■ **INSTRUCTION**
Set the listing down unchanged, minus every embedded image.

--- BEGIN DATA LINES ---

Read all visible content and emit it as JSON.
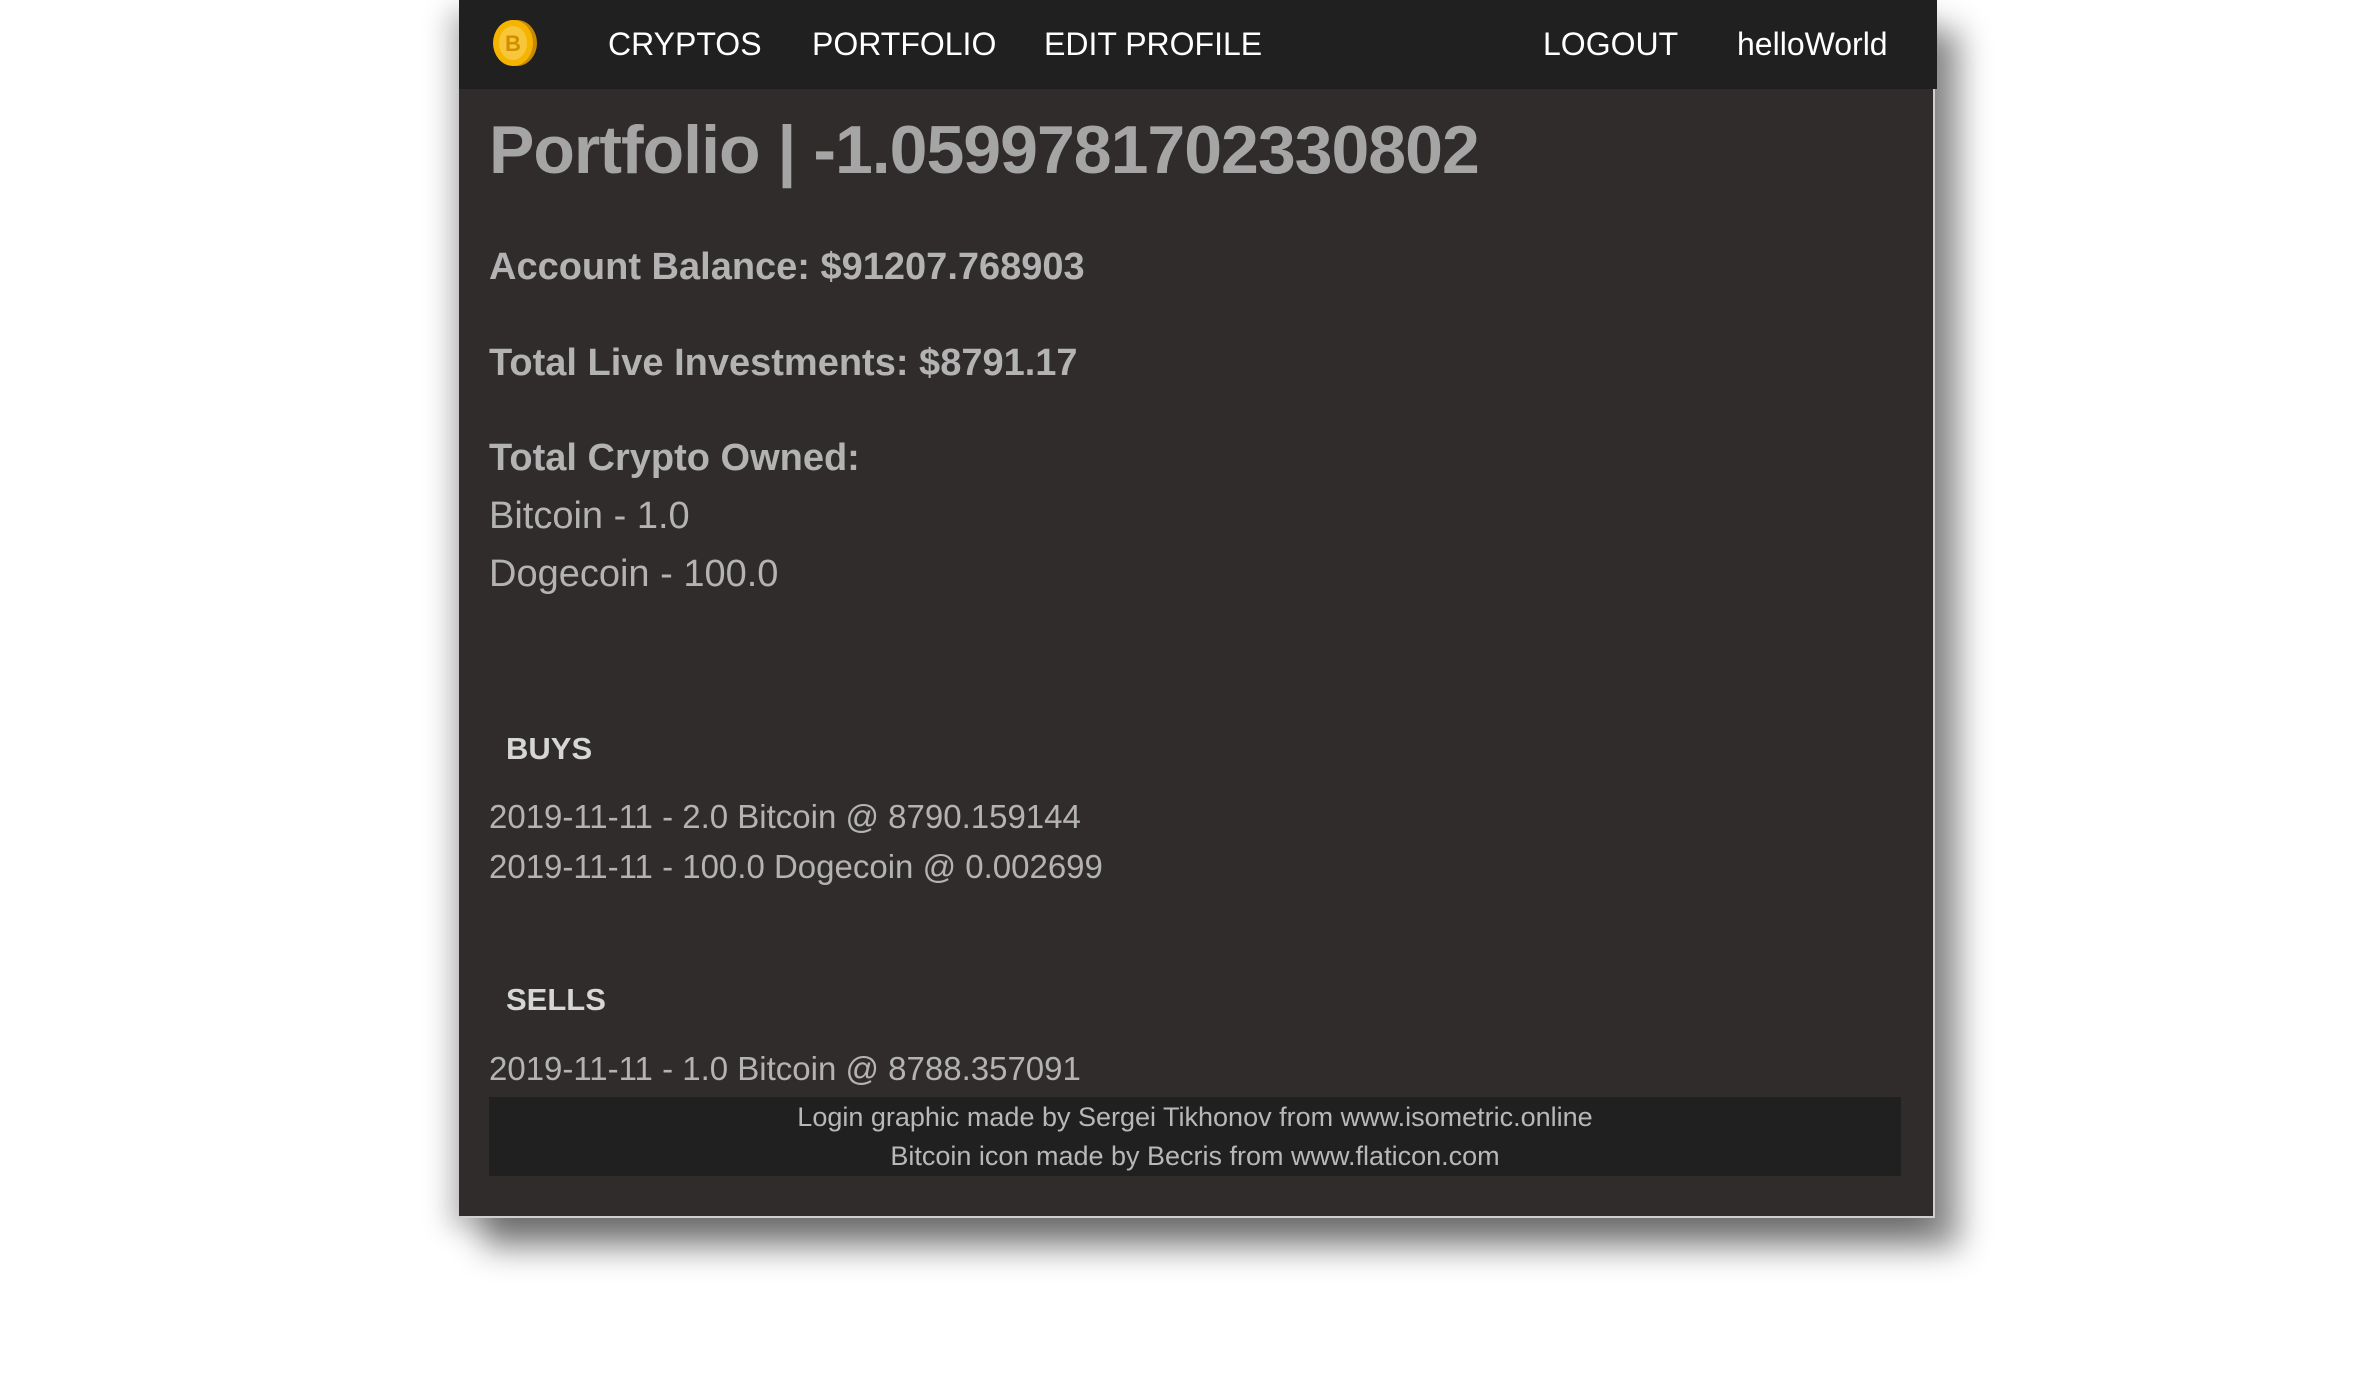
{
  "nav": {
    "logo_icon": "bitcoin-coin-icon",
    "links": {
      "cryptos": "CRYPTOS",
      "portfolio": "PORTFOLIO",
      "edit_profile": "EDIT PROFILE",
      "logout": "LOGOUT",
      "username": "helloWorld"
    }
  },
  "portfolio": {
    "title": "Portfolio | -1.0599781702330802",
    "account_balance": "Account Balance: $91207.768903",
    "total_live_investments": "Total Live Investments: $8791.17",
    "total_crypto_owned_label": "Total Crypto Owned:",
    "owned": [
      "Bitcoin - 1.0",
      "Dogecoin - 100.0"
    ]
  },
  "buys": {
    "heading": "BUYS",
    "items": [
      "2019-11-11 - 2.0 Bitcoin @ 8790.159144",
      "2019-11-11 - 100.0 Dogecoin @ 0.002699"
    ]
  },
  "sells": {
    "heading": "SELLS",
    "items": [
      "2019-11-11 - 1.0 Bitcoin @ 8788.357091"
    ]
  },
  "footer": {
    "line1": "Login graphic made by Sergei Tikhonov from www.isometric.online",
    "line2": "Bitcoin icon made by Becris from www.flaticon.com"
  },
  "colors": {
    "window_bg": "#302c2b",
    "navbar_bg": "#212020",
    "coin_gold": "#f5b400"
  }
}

--- END DATA LINES ---

■ **TASK RESULT**
Read all visible content and emit it as JSON.
{
  "nav": {
    "logo_icon": "bitcoin-coin-icon",
    "links": {
      "cryptos": "CRYPTOS",
      "portfolio": "PORTFOLIO",
      "edit_profile": "EDIT PROFILE",
      "logout": "LOGOUT",
      "username": "helloWorld"
    }
  },
  "portfolio": {
    "title": "Portfolio | -1.0599781702330802",
    "account_balance": "Account Balance: $91207.768903",
    "total_live_investments": "Total Live Investments: $8791.17",
    "total_crypto_owned_label": "Total Crypto Owned:",
    "owned": [
      "Bitcoin - 1.0",
      "Dogecoin - 100.0"
    ]
  },
  "buys": {
    "heading": "BUYS",
    "items": [
      "2019-11-11 - 2.0 Bitcoin @ 8790.159144",
      "2019-11-11 - 100.0 Dogecoin @ 0.002699"
    ]
  },
  "sells": {
    "heading": "SELLS",
    "items": [
      "2019-11-11 - 1.0 Bitcoin @ 8788.357091"
    ]
  },
  "footer": {
    "line1": "Login graphic made by Sergei Tikhonov from www.isometric.online",
    "line2": "Bitcoin icon made by Becris from www.flaticon.com"
  },
  "colors": {
    "window_bg": "#302c2b",
    "navbar_bg": "#212020",
    "coin_gold": "#f5b400"
  }
}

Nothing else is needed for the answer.